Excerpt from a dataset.

* Start *

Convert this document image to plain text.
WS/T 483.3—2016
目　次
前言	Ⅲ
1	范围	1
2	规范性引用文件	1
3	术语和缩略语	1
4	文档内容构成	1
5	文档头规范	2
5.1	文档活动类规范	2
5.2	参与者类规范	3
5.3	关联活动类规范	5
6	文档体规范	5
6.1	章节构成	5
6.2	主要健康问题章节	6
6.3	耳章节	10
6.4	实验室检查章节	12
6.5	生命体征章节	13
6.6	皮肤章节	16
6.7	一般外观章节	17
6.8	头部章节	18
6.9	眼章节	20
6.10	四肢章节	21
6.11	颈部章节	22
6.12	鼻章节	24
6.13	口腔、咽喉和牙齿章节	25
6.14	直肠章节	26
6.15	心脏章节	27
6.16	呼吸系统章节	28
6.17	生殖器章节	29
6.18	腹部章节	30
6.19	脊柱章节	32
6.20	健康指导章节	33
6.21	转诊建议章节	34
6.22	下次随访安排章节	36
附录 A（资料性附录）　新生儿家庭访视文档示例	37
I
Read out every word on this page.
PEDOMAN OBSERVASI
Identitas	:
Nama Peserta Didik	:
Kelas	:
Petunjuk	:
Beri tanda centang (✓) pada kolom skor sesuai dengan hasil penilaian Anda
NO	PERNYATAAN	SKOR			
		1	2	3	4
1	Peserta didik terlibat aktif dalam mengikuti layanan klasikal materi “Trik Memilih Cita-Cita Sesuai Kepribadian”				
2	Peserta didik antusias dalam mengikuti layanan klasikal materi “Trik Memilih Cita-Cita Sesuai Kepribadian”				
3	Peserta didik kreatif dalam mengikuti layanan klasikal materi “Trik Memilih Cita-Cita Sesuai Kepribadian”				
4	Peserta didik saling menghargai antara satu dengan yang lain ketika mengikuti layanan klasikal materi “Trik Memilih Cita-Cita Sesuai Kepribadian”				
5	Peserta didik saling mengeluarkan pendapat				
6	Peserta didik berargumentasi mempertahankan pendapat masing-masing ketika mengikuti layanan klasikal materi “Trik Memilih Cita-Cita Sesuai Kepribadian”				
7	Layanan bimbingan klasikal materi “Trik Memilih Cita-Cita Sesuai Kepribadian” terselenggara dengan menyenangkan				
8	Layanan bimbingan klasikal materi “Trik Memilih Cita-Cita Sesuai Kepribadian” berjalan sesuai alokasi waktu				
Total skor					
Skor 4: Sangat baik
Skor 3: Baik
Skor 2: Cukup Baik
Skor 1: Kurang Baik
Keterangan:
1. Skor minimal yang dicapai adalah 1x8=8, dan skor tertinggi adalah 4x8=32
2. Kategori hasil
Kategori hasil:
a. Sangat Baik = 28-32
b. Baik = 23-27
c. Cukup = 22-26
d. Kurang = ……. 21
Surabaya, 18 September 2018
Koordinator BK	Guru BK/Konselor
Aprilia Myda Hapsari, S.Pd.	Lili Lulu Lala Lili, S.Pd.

* End *

Directions for this task. The line containing "Read out every word on this page." and every line after it, through the end of the records, should be repeated exactly and alone.

Exercise output.
Read out every word on this page.
PEDOMAN OBSERVASI
Identitas	:
Nama Peserta Didik	:
Kelas	:
Petunjuk	:
Beri tanda centang (✓) pada kolom skor sesuai dengan hasil penilaian Anda
NO	PERNYATAAN	SKOR			
		1	2	3	4
1	Peserta didik terlibat aktif dalam mengikuti layanan klasikal materi “Trik Memilih Cita-Cita Sesuai Kepribadian”				
2	Peserta didik antusias dalam mengikuti layanan klasikal materi “Trik Memilih Cita-Cita Sesuai Kepribadian”				
3	Peserta didik kreatif dalam mengikuti layanan klasikal materi “Trik Memilih Cita-Cita Sesuai Kepribadian”				
4	Peserta didik saling menghargai antara satu dengan yang lain ketika mengikuti layanan klasikal materi “Trik Memilih Cita-Cita Sesuai Kepribadian”				
5	Peserta didik saling mengeluarkan pendapat				
6	Peserta didik berargumentasi mempertahankan pendapat masing-masing ketika mengikuti layanan klasikal materi “Trik Memilih Cita-Cita Sesuai Kepribadian”				
7	Layanan bimbingan klasikal materi “Trik Memilih Cita-Cita Sesuai Kepribadian” terselenggara dengan menyenangkan				
8	Layanan bimbingan klasikal materi “Trik Memilih Cita-Cita Sesuai Kepribadian” berjalan sesuai alokasi waktu				
Total skor					
Skor 4: Sangat baik
Skor 3: Baik
Skor 2: Cukup Baik
Skor 1: Kurang Baik
Keterangan:
1. Skor minimal yang dicapai adalah 1x8=8, dan skor tertinggi adalah 4x8=32
2. Kategori hasil
Kategori hasil:
a. Sangat Baik = 28-32
b. Baik = 23-27
c. Cukup = 22-26
d. Kurang = ……. 21
Surabaya, 18 September 2018
Koordinator BK	Guru BK/Konselor
Aprilia Myda Hapsari, S.Pd.	Lili Lulu Lala Lili, S.Pd.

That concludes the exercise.